TO DO:
Locate the line containing "Type out the text in this image." in the data below. Reproduce it and every following line up to the end, exactly as given.

─── EXERCISE INPUTS ───

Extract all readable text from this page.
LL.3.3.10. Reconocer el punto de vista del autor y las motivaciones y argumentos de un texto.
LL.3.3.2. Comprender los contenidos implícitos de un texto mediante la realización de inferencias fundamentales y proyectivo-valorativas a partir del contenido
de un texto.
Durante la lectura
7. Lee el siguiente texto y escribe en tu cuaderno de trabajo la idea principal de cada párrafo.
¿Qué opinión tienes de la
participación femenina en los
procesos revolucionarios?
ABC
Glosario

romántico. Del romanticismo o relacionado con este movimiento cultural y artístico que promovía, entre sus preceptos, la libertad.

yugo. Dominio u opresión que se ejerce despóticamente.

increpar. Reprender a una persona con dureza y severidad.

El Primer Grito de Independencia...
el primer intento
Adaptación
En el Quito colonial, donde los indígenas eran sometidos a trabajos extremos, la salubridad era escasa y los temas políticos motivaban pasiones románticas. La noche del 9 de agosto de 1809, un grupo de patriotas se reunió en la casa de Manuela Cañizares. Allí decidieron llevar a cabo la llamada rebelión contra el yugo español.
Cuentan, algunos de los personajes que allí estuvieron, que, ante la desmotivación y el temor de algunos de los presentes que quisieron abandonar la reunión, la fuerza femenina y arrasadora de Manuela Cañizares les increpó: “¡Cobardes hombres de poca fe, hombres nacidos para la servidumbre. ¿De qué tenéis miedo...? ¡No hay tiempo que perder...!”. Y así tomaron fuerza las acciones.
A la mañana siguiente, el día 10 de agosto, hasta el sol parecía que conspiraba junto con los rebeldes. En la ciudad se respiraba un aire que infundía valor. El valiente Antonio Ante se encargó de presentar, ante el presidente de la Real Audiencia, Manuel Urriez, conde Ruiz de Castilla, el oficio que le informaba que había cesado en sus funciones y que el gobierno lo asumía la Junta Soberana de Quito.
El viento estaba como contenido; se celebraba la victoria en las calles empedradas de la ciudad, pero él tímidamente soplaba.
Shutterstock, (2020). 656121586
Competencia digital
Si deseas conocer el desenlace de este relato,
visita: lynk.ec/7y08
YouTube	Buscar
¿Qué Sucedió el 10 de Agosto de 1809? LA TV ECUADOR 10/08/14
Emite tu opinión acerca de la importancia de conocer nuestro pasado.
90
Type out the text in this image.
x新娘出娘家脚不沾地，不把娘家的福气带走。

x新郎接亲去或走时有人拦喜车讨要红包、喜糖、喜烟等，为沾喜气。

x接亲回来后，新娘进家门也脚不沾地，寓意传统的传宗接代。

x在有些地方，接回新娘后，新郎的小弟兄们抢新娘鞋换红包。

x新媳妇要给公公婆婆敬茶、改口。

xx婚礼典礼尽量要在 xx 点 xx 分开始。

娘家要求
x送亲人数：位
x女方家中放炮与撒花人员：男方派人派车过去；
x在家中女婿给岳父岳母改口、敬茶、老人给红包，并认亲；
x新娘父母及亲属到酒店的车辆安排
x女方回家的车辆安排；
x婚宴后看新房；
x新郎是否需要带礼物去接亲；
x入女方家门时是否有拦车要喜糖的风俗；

───

THE ANSWER:
Type out the text in this image.
x新娘出娘家脚不沾地，不把娘家的福气带走。

x新郎接亲去或走时有人拦喜车讨要红包、喜糖、喜烟等，为沾喜气。

x接亲回来后，新娘进家门也脚不沾地，寓意传统的传宗接代。

x在有些地方，接回新娘后，新郎的小弟兄们抢新娘鞋换红包。

x新媳妇要给公公婆婆敬茶、改口。

xx婚礼典礼尽量要在 xx 点 xx 分开始。

娘家要求
x送亲人数：位
x女方家中放炮与撒花人员：男方派人派车过去；
x在家中女婿给岳父岳母改口、敬茶、老人给红包，并认亲；
x新娘父母及亲属到酒店的车辆安排
x女方回家的车辆安排；
x婚宴后看新房；
x新郎是否需要带礼物去接亲；
x入女方家门时是否有拦车要喜糖的风俗；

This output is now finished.